• **TEXT PROVIDED**:
★ ★ ★ ★ ★

Re: [DISCUSS]FLIP-150: Introduce Hybrid Source

Thomas Weise Thu, 15 Apr 2021 09:30:27 -0700

Hi Stephan,

Thanks for the feedback!


I agree with the approach of starting with a simple implementation
that can address a well understood, significant portion of use cases.

I'm planning to continue work on the prototype that I had shared.
There is production level usage waiting for it fairly soon. I expect
to open a PR in the coming weeks.

Thomas





On Tue, Apr 13, 2021 at 12:15 PM Stephan Ewen <[email protected]> wrote:
>
> Thanks all for this discussion. Looks like there are lots of ideas and
> folks that are eager to do things, so let's see how we can get this moving.
>
> My take on this is the following:
>
> There will probably not be one Hybrid source, but possibly multiple ones,
> because of different strategies/requirements.
>     - One may be very simple, with switching points known up-front. Would
> be good to have this in a very simple implementation.
>     - There may be one where the switch is dynamic and the readers need to
> report back where they left off.
>     - There may be one that switches back and forth multiple times during a
> job, for example Kakfa going to DFS whenever it falls behind retention, in
> order to catch up again.

★ ★ ★ ★ ★

• **PROVIDED MATERIAL**:
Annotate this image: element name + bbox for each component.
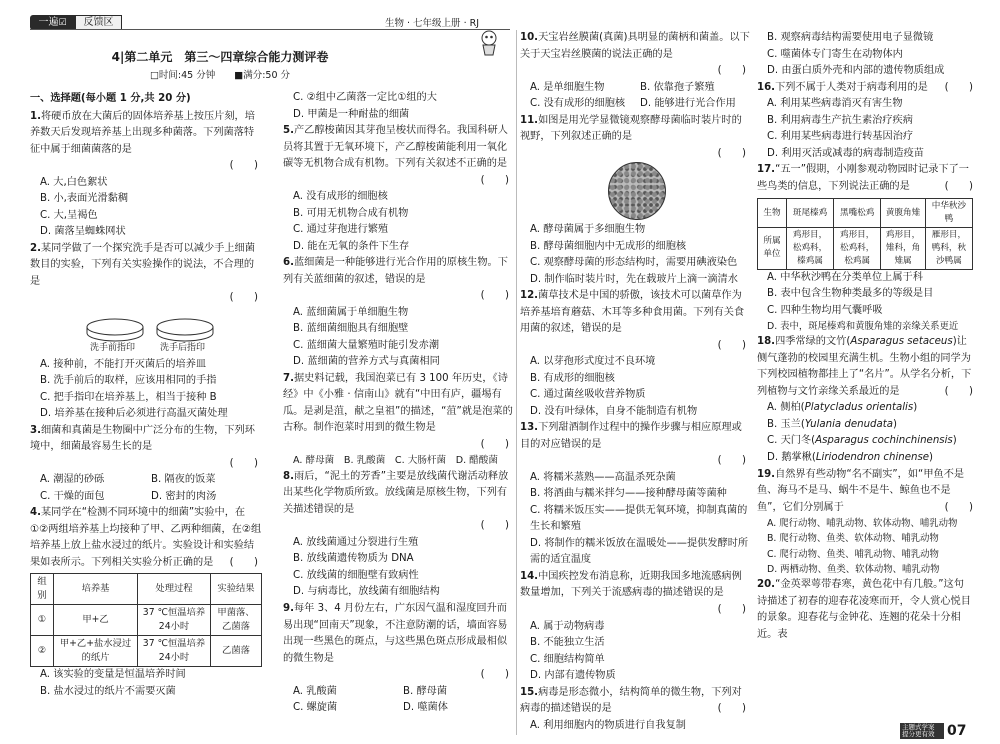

★ ★ ★ ★ ★

• **DIRECTIONS**:
In the hybrid source discussion, when does Thomas expect to open a PR?

• **EXERCISE RESULT**:
In the coming weeks.